#### TO BE DONE
Pull out every line below containing the word "Diversity".

#### EXTRACTED INFORMATION
# # # # # # #

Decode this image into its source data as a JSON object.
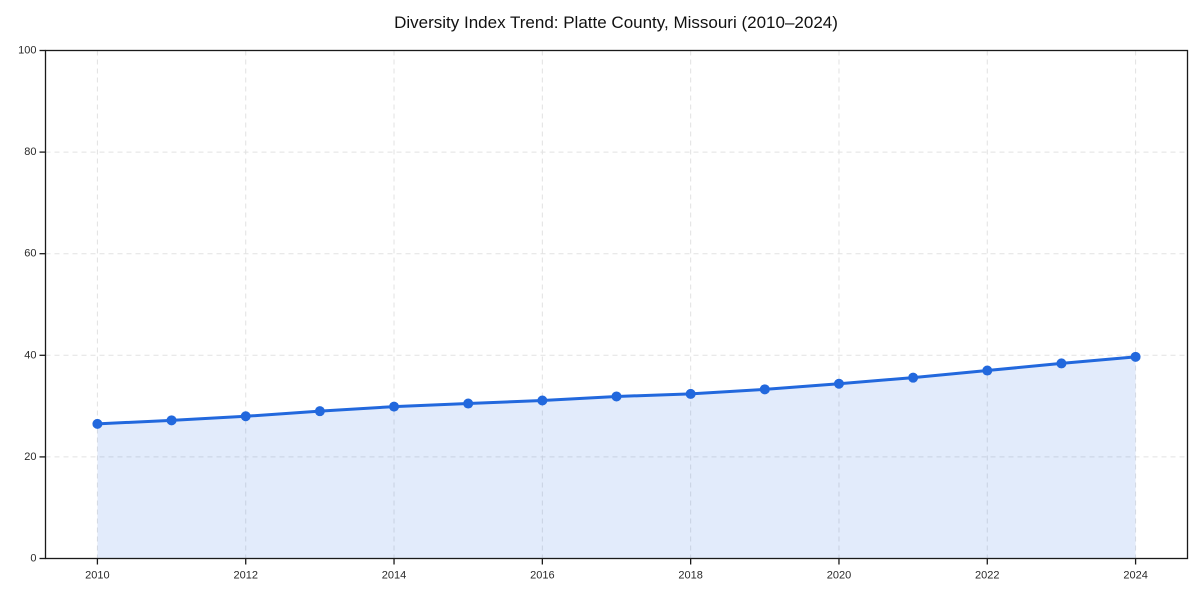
{
  "chart_data": {
    "type": "line",
    "title": "Diversity Index Trend: Platte County, Missouri (2010–2024)",
    "x": [
      2010,
      2011,
      2012,
      2013,
      2014,
      2015,
      2016,
      2017,
      2018,
      2019,
      2020,
      2021,
      2022,
      2023,
      2024
    ],
    "series": [
      {
        "name": "Diversity Index",
        "values": [
          26.5,
          27.2,
          28.0,
          29.0,
          29.9,
          30.5,
          31.1,
          31.9,
          32.4,
          33.3,
          34.4,
          35.6,
          37.0,
          38.4,
          39.7
        ]
      }
    ],
    "xlabel": "",
    "ylabel": "",
    "xlim": [
      2009.3,
      2024.7
    ],
    "ylim": [
      0,
      100
    ],
    "yticks": [
      0,
      20,
      40,
      60,
      80,
      100
    ],
    "xticks": [
      2010,
      2012,
      2014,
      2016,
      2018,
      2020,
      2022,
      2024
    ],
    "grid": true,
    "legend": false,
    "area_fill": true,
    "marker": "circle",
    "style": {
      "line_color": "#2268dd",
      "marker_color": "#2268dd",
      "fill_color": "rgba(34, 104, 221, 0.13)",
      "grid_color": "#e2e2e2",
      "axis_color": "#1a1a1a",
      "tick_label_color": "#2a2a2a",
      "title_color": "#111111"
    }
  }
}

# # # # # # #

#### RESULT FOR THIS EXERCISE
    "title": "Diversity Index Trend: Platte County, Missouri (2010–2024)",
        "name": "Diversity Index",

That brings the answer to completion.